**** Data extract ****
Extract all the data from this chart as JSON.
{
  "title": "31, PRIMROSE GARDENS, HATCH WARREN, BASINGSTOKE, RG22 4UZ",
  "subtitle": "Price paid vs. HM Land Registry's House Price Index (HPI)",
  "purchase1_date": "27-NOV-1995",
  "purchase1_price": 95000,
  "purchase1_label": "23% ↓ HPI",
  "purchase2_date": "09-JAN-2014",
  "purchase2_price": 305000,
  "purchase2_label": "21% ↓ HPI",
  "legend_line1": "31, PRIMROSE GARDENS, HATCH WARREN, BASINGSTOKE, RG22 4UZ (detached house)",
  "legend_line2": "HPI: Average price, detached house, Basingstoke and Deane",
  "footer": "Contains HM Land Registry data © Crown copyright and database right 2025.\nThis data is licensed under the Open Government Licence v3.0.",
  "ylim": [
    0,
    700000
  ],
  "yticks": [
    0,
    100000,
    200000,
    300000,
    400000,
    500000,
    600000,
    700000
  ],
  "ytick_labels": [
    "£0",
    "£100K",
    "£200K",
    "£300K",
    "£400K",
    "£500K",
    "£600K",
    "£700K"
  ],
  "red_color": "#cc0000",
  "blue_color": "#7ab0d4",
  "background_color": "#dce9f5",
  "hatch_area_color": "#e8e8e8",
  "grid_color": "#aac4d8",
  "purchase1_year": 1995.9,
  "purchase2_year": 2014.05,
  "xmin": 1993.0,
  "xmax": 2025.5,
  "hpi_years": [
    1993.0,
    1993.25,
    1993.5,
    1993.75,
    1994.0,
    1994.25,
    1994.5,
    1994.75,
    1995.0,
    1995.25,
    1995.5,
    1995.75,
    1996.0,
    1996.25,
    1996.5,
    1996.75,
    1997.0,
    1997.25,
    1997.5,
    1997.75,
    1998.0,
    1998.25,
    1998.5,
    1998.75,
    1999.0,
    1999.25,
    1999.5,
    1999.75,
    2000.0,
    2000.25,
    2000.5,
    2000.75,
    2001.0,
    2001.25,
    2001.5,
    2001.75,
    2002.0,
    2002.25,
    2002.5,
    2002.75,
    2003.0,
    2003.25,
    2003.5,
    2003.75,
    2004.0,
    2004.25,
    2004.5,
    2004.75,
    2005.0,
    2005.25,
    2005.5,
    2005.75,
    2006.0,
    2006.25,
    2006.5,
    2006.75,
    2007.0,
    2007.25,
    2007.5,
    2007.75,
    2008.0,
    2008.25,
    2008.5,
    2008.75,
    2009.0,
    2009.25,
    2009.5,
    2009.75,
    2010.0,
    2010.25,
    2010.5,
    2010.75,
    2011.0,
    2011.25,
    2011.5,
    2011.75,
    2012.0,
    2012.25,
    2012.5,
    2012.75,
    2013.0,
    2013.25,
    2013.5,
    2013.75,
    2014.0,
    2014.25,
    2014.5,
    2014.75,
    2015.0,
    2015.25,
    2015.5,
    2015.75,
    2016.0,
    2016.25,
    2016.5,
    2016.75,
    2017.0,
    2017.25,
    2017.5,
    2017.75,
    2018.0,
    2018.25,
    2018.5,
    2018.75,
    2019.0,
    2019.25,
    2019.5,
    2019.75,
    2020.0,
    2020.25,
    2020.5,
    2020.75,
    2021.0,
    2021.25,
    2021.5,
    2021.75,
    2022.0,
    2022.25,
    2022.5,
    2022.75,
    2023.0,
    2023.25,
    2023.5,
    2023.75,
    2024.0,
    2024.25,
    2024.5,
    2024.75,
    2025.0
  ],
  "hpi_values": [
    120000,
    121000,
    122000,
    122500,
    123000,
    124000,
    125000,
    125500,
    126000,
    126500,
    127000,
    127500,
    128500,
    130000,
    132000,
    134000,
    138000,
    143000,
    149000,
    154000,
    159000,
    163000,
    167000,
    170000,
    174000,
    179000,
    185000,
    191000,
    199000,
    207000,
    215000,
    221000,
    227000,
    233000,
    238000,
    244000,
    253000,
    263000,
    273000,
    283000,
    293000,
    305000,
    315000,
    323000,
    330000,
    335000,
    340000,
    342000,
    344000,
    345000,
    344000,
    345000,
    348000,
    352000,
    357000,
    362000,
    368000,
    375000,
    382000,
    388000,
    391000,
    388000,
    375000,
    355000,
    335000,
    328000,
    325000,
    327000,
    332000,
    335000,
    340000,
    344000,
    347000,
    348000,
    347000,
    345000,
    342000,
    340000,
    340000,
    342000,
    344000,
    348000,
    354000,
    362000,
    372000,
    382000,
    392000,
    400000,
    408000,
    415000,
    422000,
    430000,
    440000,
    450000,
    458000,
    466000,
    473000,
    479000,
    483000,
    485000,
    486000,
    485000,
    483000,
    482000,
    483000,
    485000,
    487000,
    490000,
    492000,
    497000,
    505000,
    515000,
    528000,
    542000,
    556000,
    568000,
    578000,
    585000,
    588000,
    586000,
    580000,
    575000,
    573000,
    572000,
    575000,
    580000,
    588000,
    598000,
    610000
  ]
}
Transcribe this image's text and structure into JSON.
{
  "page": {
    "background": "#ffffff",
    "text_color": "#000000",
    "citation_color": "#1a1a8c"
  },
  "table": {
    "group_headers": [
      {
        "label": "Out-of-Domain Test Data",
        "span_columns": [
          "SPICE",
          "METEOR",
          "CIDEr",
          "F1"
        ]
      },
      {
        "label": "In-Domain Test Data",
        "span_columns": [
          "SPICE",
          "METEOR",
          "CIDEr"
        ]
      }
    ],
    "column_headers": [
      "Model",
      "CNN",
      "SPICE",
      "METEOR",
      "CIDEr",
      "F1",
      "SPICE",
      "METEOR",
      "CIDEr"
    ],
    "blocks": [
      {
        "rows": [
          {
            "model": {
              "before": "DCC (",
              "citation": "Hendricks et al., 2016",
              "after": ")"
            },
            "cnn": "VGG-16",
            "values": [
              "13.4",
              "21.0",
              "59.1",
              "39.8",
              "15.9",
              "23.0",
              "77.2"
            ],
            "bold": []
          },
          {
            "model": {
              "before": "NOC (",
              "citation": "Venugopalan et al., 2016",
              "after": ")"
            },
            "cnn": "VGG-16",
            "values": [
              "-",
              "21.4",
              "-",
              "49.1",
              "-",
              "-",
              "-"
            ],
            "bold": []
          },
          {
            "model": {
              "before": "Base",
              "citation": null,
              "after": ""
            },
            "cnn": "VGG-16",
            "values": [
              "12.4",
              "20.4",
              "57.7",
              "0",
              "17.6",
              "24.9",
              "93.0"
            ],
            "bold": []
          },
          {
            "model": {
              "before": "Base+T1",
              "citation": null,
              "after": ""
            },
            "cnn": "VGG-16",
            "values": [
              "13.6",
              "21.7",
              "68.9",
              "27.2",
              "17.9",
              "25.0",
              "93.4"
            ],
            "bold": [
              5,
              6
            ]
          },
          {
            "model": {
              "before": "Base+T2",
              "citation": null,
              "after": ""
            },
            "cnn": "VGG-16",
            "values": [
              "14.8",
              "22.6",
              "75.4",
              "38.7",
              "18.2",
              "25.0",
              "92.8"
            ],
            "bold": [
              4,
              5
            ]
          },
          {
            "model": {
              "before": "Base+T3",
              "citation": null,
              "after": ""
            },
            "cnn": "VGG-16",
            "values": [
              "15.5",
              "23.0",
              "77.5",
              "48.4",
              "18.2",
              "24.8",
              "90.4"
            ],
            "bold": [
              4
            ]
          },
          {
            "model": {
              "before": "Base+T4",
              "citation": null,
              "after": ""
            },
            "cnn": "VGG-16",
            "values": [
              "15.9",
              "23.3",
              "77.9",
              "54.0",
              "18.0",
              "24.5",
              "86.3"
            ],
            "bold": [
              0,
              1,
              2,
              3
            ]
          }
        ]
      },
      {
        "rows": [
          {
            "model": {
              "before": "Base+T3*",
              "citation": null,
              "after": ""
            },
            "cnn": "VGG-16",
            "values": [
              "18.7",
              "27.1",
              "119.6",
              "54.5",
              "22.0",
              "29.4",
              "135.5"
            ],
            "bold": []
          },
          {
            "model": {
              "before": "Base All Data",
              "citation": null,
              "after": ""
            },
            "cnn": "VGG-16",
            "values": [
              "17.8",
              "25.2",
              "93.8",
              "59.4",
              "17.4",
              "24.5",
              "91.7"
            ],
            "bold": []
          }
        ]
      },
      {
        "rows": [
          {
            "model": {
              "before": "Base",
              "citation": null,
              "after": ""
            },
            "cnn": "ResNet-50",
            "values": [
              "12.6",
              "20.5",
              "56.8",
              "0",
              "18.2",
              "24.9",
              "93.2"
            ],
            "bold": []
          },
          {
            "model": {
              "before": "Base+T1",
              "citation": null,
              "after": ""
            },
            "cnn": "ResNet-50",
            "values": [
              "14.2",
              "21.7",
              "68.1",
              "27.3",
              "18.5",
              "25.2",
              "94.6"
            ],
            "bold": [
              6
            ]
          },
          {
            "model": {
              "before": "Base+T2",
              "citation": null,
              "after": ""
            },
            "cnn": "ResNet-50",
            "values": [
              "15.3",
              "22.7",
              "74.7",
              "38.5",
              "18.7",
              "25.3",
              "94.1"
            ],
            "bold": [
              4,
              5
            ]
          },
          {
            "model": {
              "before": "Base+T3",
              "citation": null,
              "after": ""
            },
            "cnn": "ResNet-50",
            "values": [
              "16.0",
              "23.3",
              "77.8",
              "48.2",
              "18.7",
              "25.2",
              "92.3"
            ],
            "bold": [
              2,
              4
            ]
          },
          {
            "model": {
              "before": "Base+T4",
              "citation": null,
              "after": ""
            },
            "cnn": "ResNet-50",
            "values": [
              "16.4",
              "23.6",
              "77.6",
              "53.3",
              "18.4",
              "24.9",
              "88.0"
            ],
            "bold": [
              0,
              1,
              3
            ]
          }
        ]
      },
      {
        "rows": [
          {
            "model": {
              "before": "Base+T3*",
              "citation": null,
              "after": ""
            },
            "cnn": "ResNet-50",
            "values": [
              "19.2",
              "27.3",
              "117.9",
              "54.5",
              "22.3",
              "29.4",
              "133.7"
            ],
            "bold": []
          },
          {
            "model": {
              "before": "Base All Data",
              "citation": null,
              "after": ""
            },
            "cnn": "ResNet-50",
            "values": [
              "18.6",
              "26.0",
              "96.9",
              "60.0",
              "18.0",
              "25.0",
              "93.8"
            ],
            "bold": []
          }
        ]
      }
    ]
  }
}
****
Show every line from the listing above in which the string "GARDENS" appears.

### Written solution:
  "title": "31, PRIMROSE GARDENS, HATCH WARREN, BASINGSTOKE, RG22 4UZ",
  "legend_line1": "31, PRIMROSE GARDENS, HATCH WARREN, BASINGSTOKE, RG22 4UZ (detached house)",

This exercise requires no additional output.